Goal - Quote all of the data that follows exactly as written, skipping the images.

Lines of data:
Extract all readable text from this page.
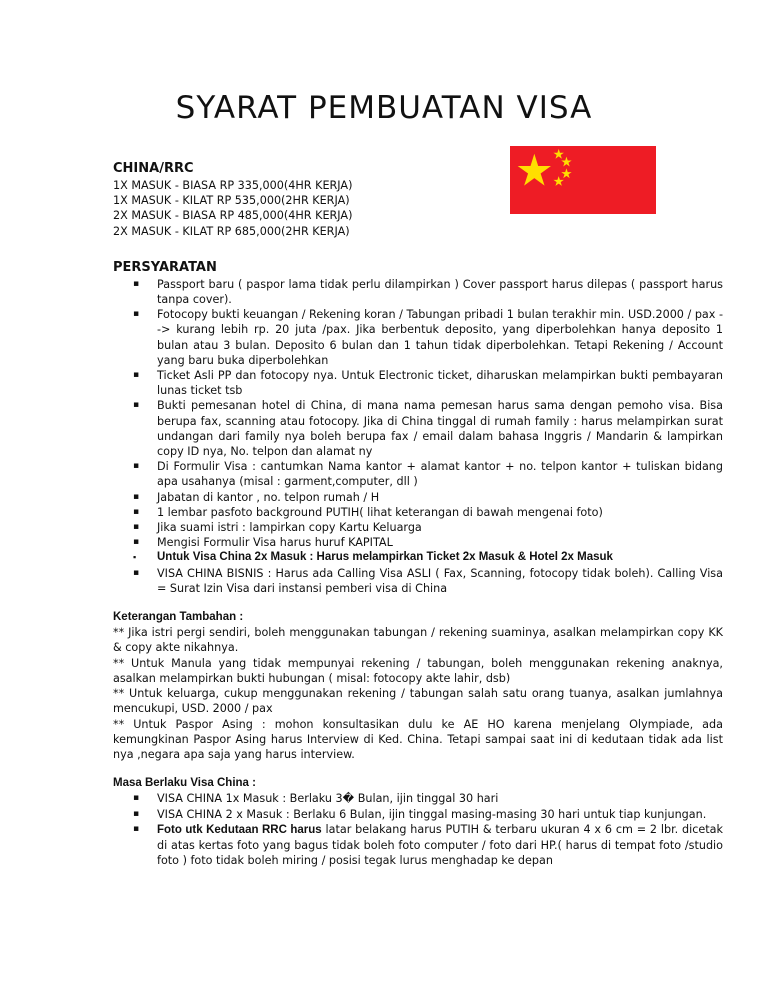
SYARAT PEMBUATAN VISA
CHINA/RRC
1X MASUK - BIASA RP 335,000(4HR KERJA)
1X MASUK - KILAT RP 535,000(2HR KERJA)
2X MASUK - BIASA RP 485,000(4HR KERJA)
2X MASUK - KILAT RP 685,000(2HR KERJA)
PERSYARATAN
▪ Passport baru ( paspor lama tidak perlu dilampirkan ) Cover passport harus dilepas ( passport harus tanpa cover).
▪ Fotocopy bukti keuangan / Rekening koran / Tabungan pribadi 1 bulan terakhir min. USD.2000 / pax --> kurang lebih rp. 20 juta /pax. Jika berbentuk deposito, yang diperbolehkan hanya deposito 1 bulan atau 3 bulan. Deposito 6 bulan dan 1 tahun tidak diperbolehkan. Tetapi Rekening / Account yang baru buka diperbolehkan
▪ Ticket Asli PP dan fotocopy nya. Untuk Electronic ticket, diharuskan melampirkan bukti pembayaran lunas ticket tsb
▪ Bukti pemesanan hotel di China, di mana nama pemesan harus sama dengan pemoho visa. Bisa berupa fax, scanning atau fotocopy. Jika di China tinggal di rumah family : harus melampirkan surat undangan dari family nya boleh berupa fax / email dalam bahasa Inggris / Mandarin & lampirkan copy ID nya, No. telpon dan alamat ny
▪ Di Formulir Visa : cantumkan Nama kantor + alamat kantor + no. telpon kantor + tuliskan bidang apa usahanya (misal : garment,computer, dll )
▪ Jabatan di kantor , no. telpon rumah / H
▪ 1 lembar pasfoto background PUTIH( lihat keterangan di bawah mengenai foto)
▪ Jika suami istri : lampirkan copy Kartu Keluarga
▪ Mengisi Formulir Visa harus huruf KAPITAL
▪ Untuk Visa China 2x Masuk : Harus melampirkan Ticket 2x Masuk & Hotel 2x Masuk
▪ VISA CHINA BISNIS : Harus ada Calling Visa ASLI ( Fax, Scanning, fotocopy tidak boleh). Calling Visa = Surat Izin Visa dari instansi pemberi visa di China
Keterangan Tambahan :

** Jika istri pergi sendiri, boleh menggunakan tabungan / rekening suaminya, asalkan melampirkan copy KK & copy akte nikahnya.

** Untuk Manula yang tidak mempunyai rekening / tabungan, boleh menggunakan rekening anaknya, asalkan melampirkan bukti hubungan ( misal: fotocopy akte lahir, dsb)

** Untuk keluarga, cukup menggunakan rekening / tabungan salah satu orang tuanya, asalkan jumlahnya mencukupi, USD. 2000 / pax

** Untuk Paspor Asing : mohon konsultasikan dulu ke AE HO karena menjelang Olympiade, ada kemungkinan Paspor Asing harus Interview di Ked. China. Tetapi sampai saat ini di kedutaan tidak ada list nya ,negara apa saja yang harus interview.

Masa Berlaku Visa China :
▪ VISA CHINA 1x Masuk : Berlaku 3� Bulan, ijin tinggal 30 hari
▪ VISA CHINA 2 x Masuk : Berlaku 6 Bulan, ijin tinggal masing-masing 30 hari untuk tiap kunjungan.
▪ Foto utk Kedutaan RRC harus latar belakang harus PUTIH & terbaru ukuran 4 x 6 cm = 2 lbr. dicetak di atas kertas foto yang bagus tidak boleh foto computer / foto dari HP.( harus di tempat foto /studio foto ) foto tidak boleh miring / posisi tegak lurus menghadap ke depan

Problem solution -
Extract all readable text from this page.
SYARAT PEMBUATAN VISA
CHINA/RRC
1X MASUK - BIASA RP 335,000(4HR KERJA)
1X MASUK - KILAT RP 535,000(2HR KERJA)
2X MASUK - BIASA RP 485,000(4HR KERJA)
2X MASUK - KILAT RP 685,000(2HR KERJA)
PERSYARATAN
▪ Passport baru ( paspor lama tidak perlu dilampirkan ) Cover passport harus dilepas ( passport harus tanpa cover).
▪ Fotocopy bukti keuangan / Rekening koran / Tabungan pribadi 1 bulan terakhir min. USD.2000 / pax --> kurang lebih rp. 20 juta /pax. Jika berbentuk deposito, yang diperbolehkan hanya deposito 1 bulan atau 3 bulan. Deposito 6 bulan dan 1 tahun tidak diperbolehkan. Tetapi Rekening / Account yang baru buka diperbolehkan
▪ Ticket Asli PP dan fotocopy nya. Untuk Electronic ticket, diharuskan melampirkan bukti pembayaran lunas ticket tsb
▪ Bukti pemesanan hotel di China, di mana nama pemesan harus sama dengan pemoho visa. Bisa berupa fax, scanning atau fotocopy. Jika di China tinggal di rumah family : harus melampirkan surat undangan dari family nya boleh berupa fax / email dalam bahasa Inggris / Mandarin & lampirkan copy ID nya, No. telpon dan alamat ny
▪ Di Formulir Visa : cantumkan Nama kantor + alamat kantor + no. telpon kantor + tuliskan bidang apa usahanya (misal : garment,computer, dll )
▪ Jabatan di kantor , no. telpon rumah / H
▪ 1 lembar pasfoto background PUTIH( lihat keterangan di bawah mengenai foto)
▪ Jika suami istri : lampirkan copy Kartu Keluarga
▪ Mengisi Formulir Visa harus huruf KAPITAL
▪ Untuk Visa China 2x Masuk : Harus melampirkan Ticket 2x Masuk & Hotel 2x Masuk
▪ VISA CHINA BISNIS : Harus ada Calling Visa ASLI ( Fax, Scanning, fotocopy tidak boleh). Calling Visa = Surat Izin Visa dari instansi pemberi visa di China
Keterangan Tambahan :

** Jika istri pergi sendiri, boleh menggunakan tabungan / rekening suaminya, asalkan melampirkan copy KK & copy akte nikahnya.

** Untuk Manula yang tidak mempunyai rekening / tabungan, boleh menggunakan rekening anaknya, asalkan melampirkan bukti hubungan ( misal: fotocopy akte lahir, dsb)

** Untuk keluarga, cukup menggunakan rekening / tabungan salah satu orang tuanya, asalkan jumlahnya mencukupi, USD. 2000 / pax

** Untuk Paspor Asing : mohon konsultasikan dulu ke AE HO karena menjelang Olympiade, ada kemungkinan Paspor Asing harus Interview di Ked. China. Tetapi sampai saat ini di kedutaan tidak ada list nya ,negara apa saja yang harus interview.

Masa Berlaku Visa China :
▪ VISA CHINA 1x Masuk : Berlaku 3� Bulan, ijin tinggal 30 hari
▪ VISA CHINA 2 x Masuk : Berlaku 6 Bulan, ijin tinggal masing-masing 30 hari untuk tiap kunjungan.
▪ Foto utk Kedutaan RRC harus latar belakang harus PUTIH & terbaru ukuran 4 x 6 cm = 2 lbr. dicetak di atas kertas foto yang bagus tidak boleh foto computer / foto dari HP.( harus di tempat foto /studio foto ) foto tidak boleh miring / posisi tegak lurus menghadap ke depan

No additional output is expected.